Records from a dataset:
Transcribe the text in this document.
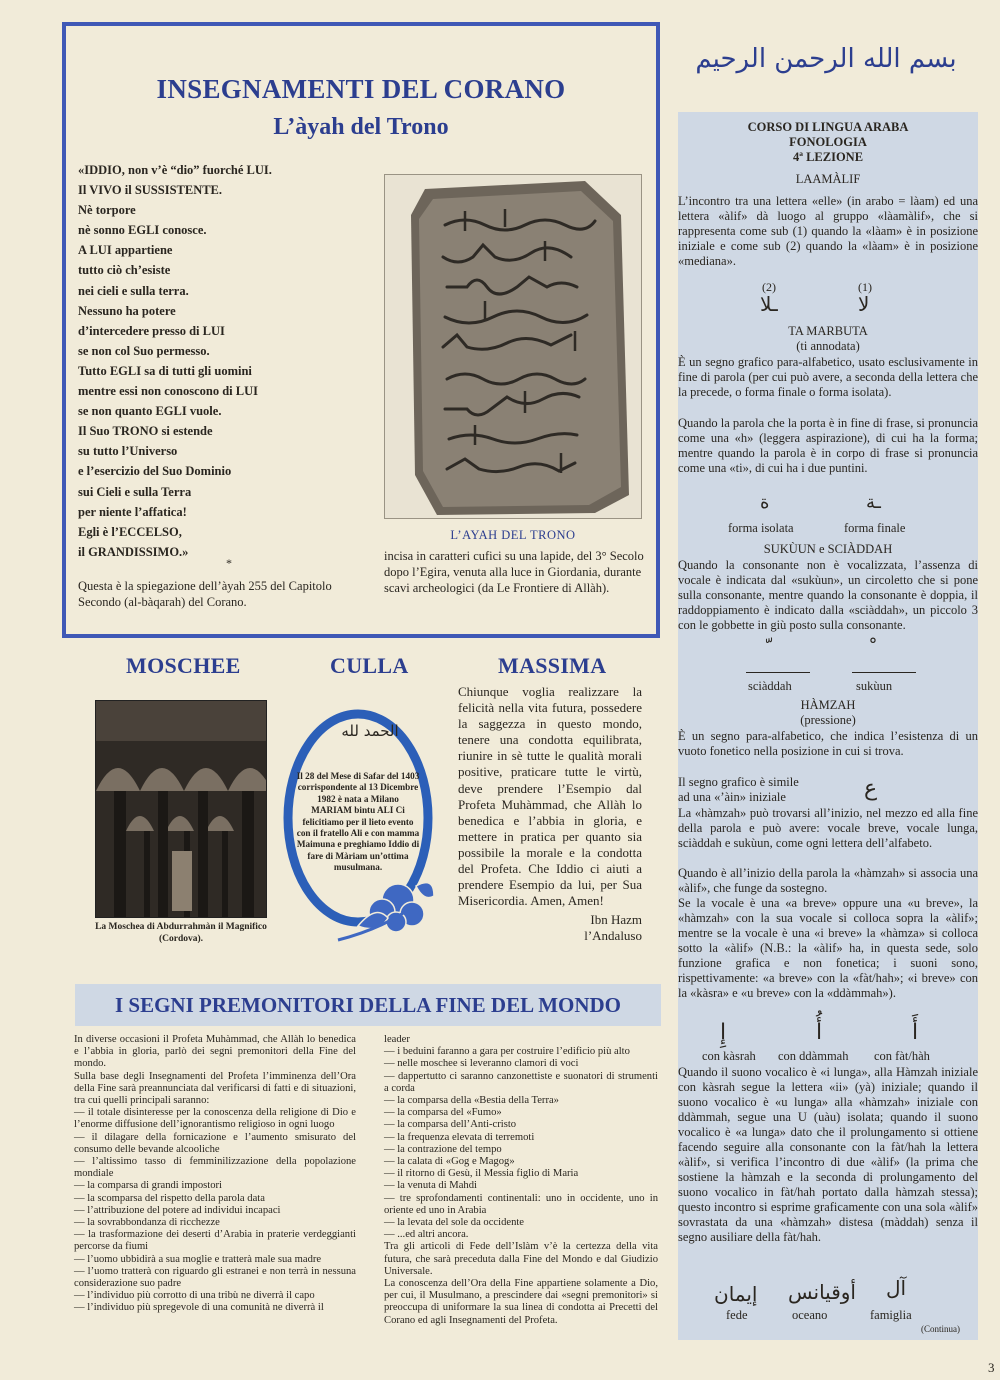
INSEGNAMENTI DEL CORANO
L’àyah del Trono
«IDDIO, non v’è “dio” fuorché LUI.
Il VIVO il SUSSISTENTE.
Nè torpore
nè sonno EGLI conosce.
A LUI appartiene
tutto ciò ch’esiste
nei cieli e sulla terra.
Nessuno ha potere
d’intercedere presso di LUI
se non col Suo permesso.
Tutto EGLI sa di tutti gli uomini
mentre essi non conoscono di LUI
se non quanto EGLI vuole.
Il Suo TRONO si estende
su tutto l’Universo
e l’esercizio del Suo Dominio
sui Cieli e sulla Terra
per niente l’affatica!
Egli è l’ECCELSO,
il GRANDISSIMO.»
*
Questa è la spiegazione dell’àyah 255 del Capitolo Secondo (al-bàqarah) del Corano.
L’AYAH DEL TRONO
incisa in caratteri cufici su una lapide, del 3° Secolo dopo l’Egira, venuta alla luce in Giordania, durante scavi archeologici (da Le Frontiere di Allàh).
بسم الله الرحمن الرحيم
CORSO DI LINGUA ARABA
FONOLOGIA
4ª LEZIONE
LAAMÀLIF
L’incontro tra una lettera «elle» (in arabo = làam) ed una lettera «àlif» dà luogo al gruppo «làamàlif», che si rappresenta come sub (1) quando la «làam» è in posizione iniziale e come sub (2) quando la «làam» è in posizione «mediana».
(2)	(1)
ـلا	لا
TA MARBUTA
(ti annodata)
È un segno grafico para-alfabetico, usato esclusivamente in fine di parola (per cui può avere, a seconda della lettera che la precede, o forma finale o forma isolata).
Quando la parola che la porta è in fine di frase, si pronuncia come una «h» (leggera aspirazione), di cui ha la forma; mentre quando la parola è in corpo di frase si pronuncia come una «ti», di cui ha i due puntini.
ة	ـة
forma isolata	forma finale
SUKÙUN e SCIÀDDAH
Quando la consonante non è vocalizzata, l’assenza di vocale è indicata dal «sukùun», un circoletto che si pone sulla consonante, mentre quando la consonante è doppia, il raddoppiamento è indicato dalla «sciàddah», un piccolo 3 con le gobbette in giù posto sulla consonante.
sciàddah	sukùun
HÀMZAH
(pressione)
È un segno para-alfabetico, che indica l’esistenza di un vuoto fonetico nella posizione in cui si trova.
Il segno grafico è simile
ad una «’àin» iniziale	ع
La «hàmzah» può trovarsi all’inizio, nel mezzo ed alla fine della parola e può avere: vocale breve, vocale lunga, sciàddah e sukùun, come ogni lettera dell’alfabeto.
Quando è all’inizio della parola la «hàmzah» si associa una «àlif», che funge da sostegno.
Se la vocale è una «a breve» oppure una «u breve», la «hàmzah» con la sua vocale si colloca sopra la «àlif»; mentre se la vocale è una «i breve» la «hàmza» si colloca sotto la «àlif» (N.B.: la «àlif» ha, in questa sede, solo funzione grafica e non fonetica; i suoni sono, rispettivamente: «a breve» con la «fàt/hah»; «i breve» con la «kàsra» e «u breve» con la «ddàmmah»).
إِ	أُ	أَ
con kàsrah con ddàmmah con fàt/hàh
Quando il suono vocalico è «i lunga», alla Hàmzah iniziale con kàsrah segue la lettera «ii» (yà) iniziale; quando il suono vocalico è «u lunga» alla «hàmzah» iniziale con ddàmmah, segue una U (uàu) isolata; quando il suono vocalico è «a lunga» dato che il prolungamento si ottiene facendo seguire alla consonante con la fàt/hah la lettera «àlif», si verifica l’incontro di due «àlif» (la prima che sostiene la hàmzah e la seconda di prolungamento del suono vocalico in fàt/hah portato dalla hàmzah stessa); questo incontro si esprime graficamente con una sola «àlif» sovrastata da una «hàmzah» distesa (màddah) senza il segno ausiliare della fàt/hah.
إيمان أوقيانس آل
fede	oceano	famiglia
(Continua)
MOSCHEE	CULLA	MASSIMA
La Moschea di Abdurrahmàn il Magnifico (Cordova).
الحمد لله
Il 28 del Mese di Safar del 1403 corrispondente al 13 Dicembre 1982 è nata a Milano MARIAM bintu ALI Ci felicitiamo per il lieto evento con il fratello Ali e con mamma Maimuna e preghiamo Iddio di fare di Màriam un’ottima musulmana.
Chiunque voglia realizzare la felicità nella vita futura, possedere la saggezza in questo mondo, tenere una condotta equilibrata, riunire in sè tutte le qualità morali positive, praticare tutte le virtù, deve prendere l’Esempio dal Profeta Muhàmmad, che Allàh lo benedica e l’abbia in gloria, e mettere in pratica per quanto sia possibile la morale e la condotta del Profeta. Che Iddio ci aiuti a prendere Esempio da lui, per Sua Misericordia. Amen, Amen!
Ibn Hazm
l’Andaluso
I SEGNI PREMONITORI DELLA FINE DEL MONDO
In diverse occasioni il Profeta Muhàmmad, che Allàh lo benedica e l’abbia in gloria, parlò dei segni premonitori della Fine del mondo.
Sulla base degli Insegnamenti del Profeta l’imminenza dell’Ora della Fine sarà preannunciata dal verificarsi di fatti e di situazioni, tra cui quelli principali saranno:
— il totale disinteresse per la conoscenza della religione di Dio e l’enorme diffusione dell’ignorantismo religioso in ogni luogo
— il dilagare della fornicazione e l’aumento smisurato del consumo delle bevande alcooliche
— l’altissimo tasso di femminilizzazione della popolazione mondiale
— la comparsa di grandi impostori
— la scomparsa del rispetto della parola data
— l’attribuzione del potere ad individui incapaci
— la sovrabbondanza di ricchezze
— la trasformazione dei deserti d’Arabia in praterie verdeggianti percorse da fiumi
— l’uomo ubbidirà a sua moglie e tratterà male sua madre
— l’uomo tratterà con riguardo gli estranei e non terrà in nessuna considerazione suo padre
— l’individuo più corrotto di una tribù ne diverrà il capo
— l’individuo più spregevole di una comunità ne diverrà il
leader
— i beduini faranno a gara per costruire l’edificio più alto
— nelle moschee si leveranno clamori di voci
— dappertutto ci saranno canzonettiste e suonatori di strumenti a corda
— la comparsa della «Bestia della Terra»
— la comparsa del «Fumo»
— la comparsa dell’Anti-cristo
— la frequenza elevata di terremoti
— la contrazione del tempo
— la calata di «Gog e Magog»
— il ritorno di Gesù, il Messia figlio di Maria
— la venuta di Mahdi
— tre sprofondamenti continentali: uno in occidente, uno in oriente ed uno in Arabia
— la levata del sole da occidente
— ...ed altri ancora.
Tra gli articoli di Fede dell’Islàm v’è la certezza della vita futura, che sarà preceduta dalla Fine del Mondo e dal Giudizio Universale.
La conoscenza dell’Ora della Fine appartiene solamente a Dio, per cui, il Musulmano, a prescindere dai «segni premonitori» si preoccupa di uniformare la sua linea di condotta ai Precetti del Corano ed agli Insegnamenti del Profeta.
3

Challenge:
Find the word "avere" in the entries, and copy every line it shows up in.

Solution for this exercise:
È un segno grafico para-alfabetico, usato esclusivamente in fine di parola (per cui può avere, a seconda della lettera che la precede, o forma finale o forma isolata).
La «hàmzah» può trovarsi all’inizio, nel mezzo ed alla fine della parola e può avere: vocale breve, vocale lunga, sciàddah e sukùun, come ogni lettera dell’alfabeto.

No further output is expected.